• **Your objective**
Put every line of the records below into a numbered list, leaving out blank lines and the pictures.

(Entries for boxed elements)
START

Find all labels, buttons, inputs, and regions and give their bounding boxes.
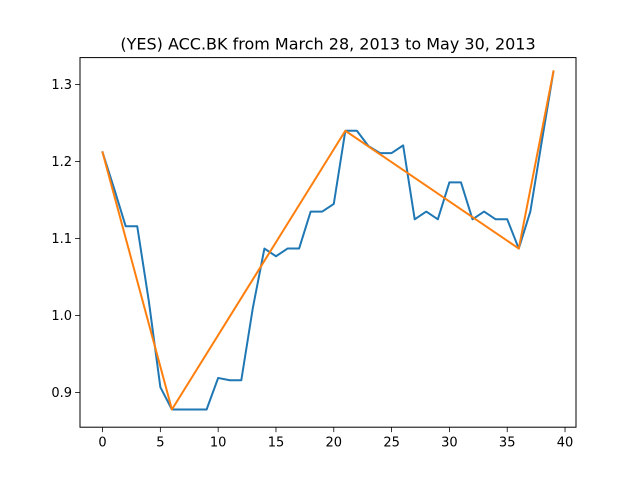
- y-tick-label: 1.0: [51, 309, 72, 324]
- x-tick-label: 0: [98, 436, 106, 451]
- x-tick-label: 35: [499, 436, 516, 451]
- x-tick-label: 25: [383, 436, 400, 451]
- x-tick-label: 20: [326, 436, 343, 451]
- y-axis: 0.9 1.0 1.1 1.2 1.3: [51, 78, 80, 401]
- series-line-1: [101, 70, 555, 411]
- x-tick-label: 10: [210, 436, 227, 451]
- y-tick-label: 1.1: [51, 232, 72, 247]
- plot-area: [101, 70, 555, 411]
- series-line-2: [101, 70, 555, 411]
- y-tick-label: 1.2: [51, 155, 72, 170]
- chart-title: (YES) ACC.BK from March 28, 2013 to May …: [120, 35, 535, 54]
- x-tick-label: 5: [156, 436, 164, 451]
- x-tick-label: 40: [557, 436, 574, 451]
- y-tick-label: 1.3: [51, 78, 72, 93]
- y-tick-label: 0.9: [51, 386, 72, 401]
- x-tick-label: 30: [441, 436, 458, 451]
- x-tick-label: 15: [268, 436, 285, 451]
- plot-frame: [79, 57, 577, 428]
- x-axis: 0 5 10 15 20 25 30 35 40: [98, 427, 573, 451]
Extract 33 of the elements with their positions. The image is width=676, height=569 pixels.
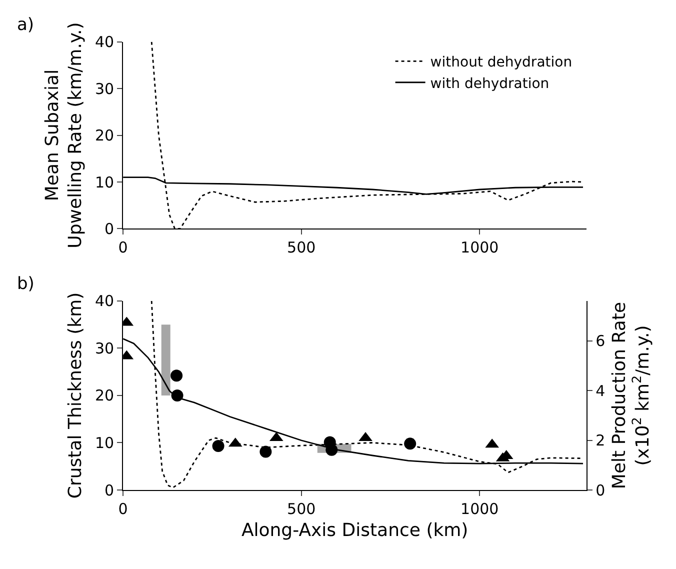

END

• **Answer for this exercise**
1. Find all labels, buttons, inputs, and regions and give their bounding boxes.
2. - y-tick-label: 1.0: [51, 309, 72, 324]
3. - x-tick-label: 0: [98, 436, 106, 451]
4. - x-tick-label: 35: [499, 436, 516, 451]
5. - x-tick-label: 25: [383, 436, 400, 451]
6. - x-tick-label: 20: [326, 436, 343, 451]
7. - y-axis: 0.9 1.0 1.1 1.2 1.3: [51, 78, 80, 401]
8. - series-line-1: [101, 70, 555, 411]
9. - x-tick-label: 10: [210, 436, 227, 451]
10. - y-tick-label: 1.1: [51, 232, 72, 247]
11. - plot-area: [101, 70, 555, 411]
12. - series-line-2: [101, 70, 555, 411]
13. - y-tick-label: 1.2: [51, 155, 72, 170]
14. - chart-title: (YES) ACC.BK from March 28, 2013 to May …: [120, 35, 535, 54]
15. - x-tick-label: 5: [156, 436, 164, 451]
16. - x-tick-label: 40: [557, 436, 574, 451]
17. - y-tick-label: 1.3: [51, 78, 72, 93]
18. - y-tick-label: 0.9: [51, 386, 72, 401]
19. - x-tick-label: 30: [441, 436, 458, 451]
20. - x-tick-label: 15: [268, 436, 285, 451]
21. - plot-frame: [79, 57, 577, 428]
22. - x-axis: 0 5 10 15 20 25 30 35 40: [98, 427, 573, 451]
23. Extract 33 of the elements with their positions. The image is width=676, height=569 pixels.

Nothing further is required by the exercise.